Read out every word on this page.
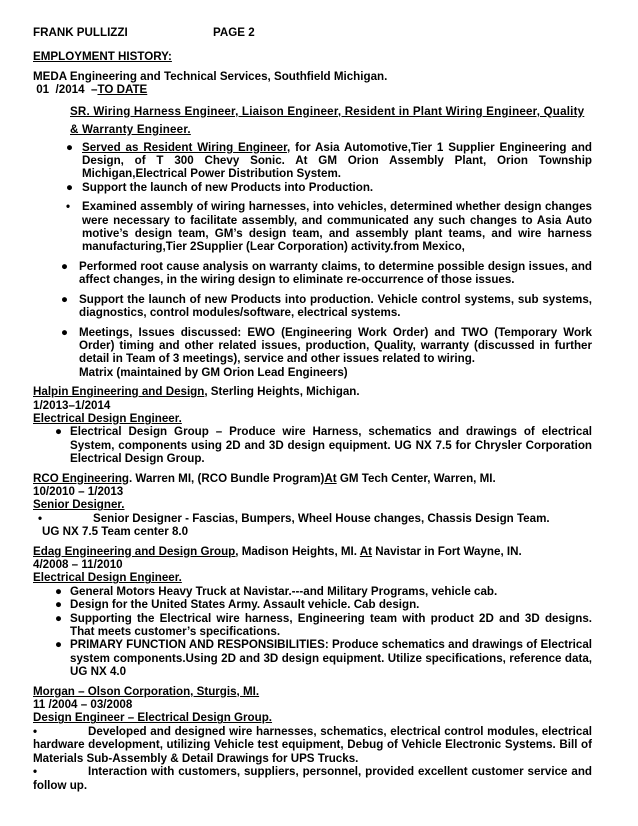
FRANK PULLIZZI	PAGE 2

EMPLOYMENT HISTORY:

MEDA Engineering and Technical Services, Southfield Michigan.

01  /2014  –TO DATE

SR. Wiring Harness Engineer, Liaison Engineer, Resident in Plant Wiring Engineer, Quality & Warranty Engineer.

● Served as Resident Wiring Engineer, for Asia Automotive,Tier 1 Supplier Engineering and Design, of T 300 Chevy Sonic. At GM Orion Assembly Plant, Orion Township Michigan,Electrical Power Distribution System.
● Support the launch of new Products into Production.
• Examined assembly of wiring harnesses, into vehicles, determined whether design changes were necessary to facilitate assembly, and communicated any such changes to Asia Auto motive’s design team, GM’s design team, and assembly plant teams, and wire harness manufacturing,Tier 2Supplier (Lear Corporation) activity.from Mexico,
● Performed root cause analysis on warranty claims, to determine possible design issues, and affect changes, in the wiring design to eliminate re-occurrence of those issues.
● Support the launch of new Products into production. Vehicle control systems, sub systems, diagnostics, control modules/software, electrical systems.
● Meetings, Issues discussed: EWO (Engineering Work Order) and TWO (Temporary Work Order) timing and other related issues, production, Quality, warranty (discussed in further detail in Team of 3 meetings), service and other issues related to wiring.
Matrix (maintained by GM Orion Lead Engineers)

Halpin Engineering and Design, Sterling Heights, Michigan.

1/2013–1/2014

Electrical Design Engineer.

● Electrical Design Group – Produce wire Harness, schematics and drawings of electrical System, components using 2D and 3D design equipment. UG NX 7.5 for Chrysler Corporation Electrical Design Group.

RCO Engineering. Warren MI, (RCO Bundle Program)At GM Tech Center, Warren, MI.

10/2010 – 1/2013

Senior Designer.

•	Senior Designer - Fascias, Bumpers, Wheel House changes, Chassis Design Team.

UG NX 7.5 Team center 8.0

Edag Engineering and Design Group, Madison Heights, MI. At Navistar in Fort Wayne, IN.

4/2008 – 11/2010

Electrical Design Engineer.

● General Motors Heavy Truck at Navistar.---and Military Programs, vehicle cab.
● Design for the United States Army. Assault vehicle. Cab design.
● Supporting the Electrical wire harness, Engineering team with product 2D and 3D designs. That meets customer’s specifications.
● PRIMARY FUNCTION AND RESPONSIBILITIES: Produce schematics and drawings of Electrical system components.Using 2D and 3D design equipment. Utilize specifications, reference data, UG NX 4.0

Morgan – Olson Corporation, Sturgis, MI.

11 /2004 – 03/2008

Design Engineer – Electrical Design Group.

•	Developed and designed wire harnesses, schematics, electrical control modules, electrical hardware development, utilizing Vehicle test equipment, Debug of Vehicle Electronic Systems. Bill of Materials Sub-Assembly & Detail Drawings for UPS Trucks.

•	Interaction with customers, suppliers, personnel, provided excellent customer service and follow up.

====================

Transcribe the preceding listing in its entirety and with exact wording, leaving out pictures.

#### [The reply]
Read out every word on this page.
FRANK PULLIZZI	PAGE 2

EMPLOYMENT HISTORY:

MEDA Engineering and Technical Services, Southfield Michigan.

01  /2014  –TO DATE

SR. Wiring Harness Engineer, Liaison Engineer, Resident in Plant Wiring Engineer, Quality & Warranty Engineer.

● Served as Resident Wiring Engineer, for Asia Automotive,Tier 1 Supplier Engineering and Design, of T 300 Chevy Sonic. At GM Orion Assembly Plant, Orion Township Michigan,Electrical Power Distribution System.
● Support the launch of new Products into Production.
• Examined assembly of wiring harnesses, into vehicles, determined whether design changes were necessary to facilitate assembly, and communicated any such changes to Asia Auto motive’s design team, GM’s design team, and assembly plant teams, and wire harness manufacturing,Tier 2Supplier (Lear Corporation) activity.from Mexico,
● Performed root cause analysis on warranty claims, to determine possible design issues, and affect changes, in the wiring design to eliminate re-occurrence of those issues.
● Support the launch of new Products into production. Vehicle control systems, sub systems, diagnostics, control modules/software, electrical systems.
● Meetings, Issues discussed: EWO (Engineering Work Order) and TWO (Temporary Work Order) timing and other related issues, production, Quality, warranty (discussed in further detail in Team of 3 meetings), service and other issues related to wiring.
Matrix (maintained by GM Orion Lead Engineers)

Halpin Engineering and Design, Sterling Heights, Michigan.

1/2013–1/2014

Electrical Design Engineer.

● Electrical Design Group – Produce wire Harness, schematics and drawings of electrical System, components using 2D and 3D design equipment. UG NX 7.5 for Chrysler Corporation Electrical Design Group.

RCO Engineering. Warren MI, (RCO Bundle Program)At GM Tech Center, Warren, MI.

10/2010 – 1/2013

Senior Designer.

•	Senior Designer - Fascias, Bumpers, Wheel House changes, Chassis Design Team.

UG NX 7.5 Team center 8.0

Edag Engineering and Design Group, Madison Heights, MI. At Navistar in Fort Wayne, IN.

4/2008 – 11/2010

Electrical Design Engineer.

● General Motors Heavy Truck at Navistar.---and Military Programs, vehicle cab.
● Design for the United States Army. Assault vehicle. Cab design.
● Supporting the Electrical wire harness, Engineering team with product 2D and 3D designs. That meets customer’s specifications.
● PRIMARY FUNCTION AND RESPONSIBILITIES: Produce schematics and drawings of Electrical system components.Using 2D and 3D design equipment. Utilize specifications, reference data, UG NX 4.0

Morgan – Olson Corporation, Sturgis, MI.

11 /2004 – 03/2008

Design Engineer – Electrical Design Group.

•	Developed and designed wire harnesses, schematics, electrical control modules, electrical hardware development, utilizing Vehicle test equipment, Debug of Vehicle Electronic Systems. Bill of Materials Sub-Assembly & Detail Drawings for UPS Trucks.

•	Interaction with customers, suppliers, personnel, provided excellent customer service and follow up.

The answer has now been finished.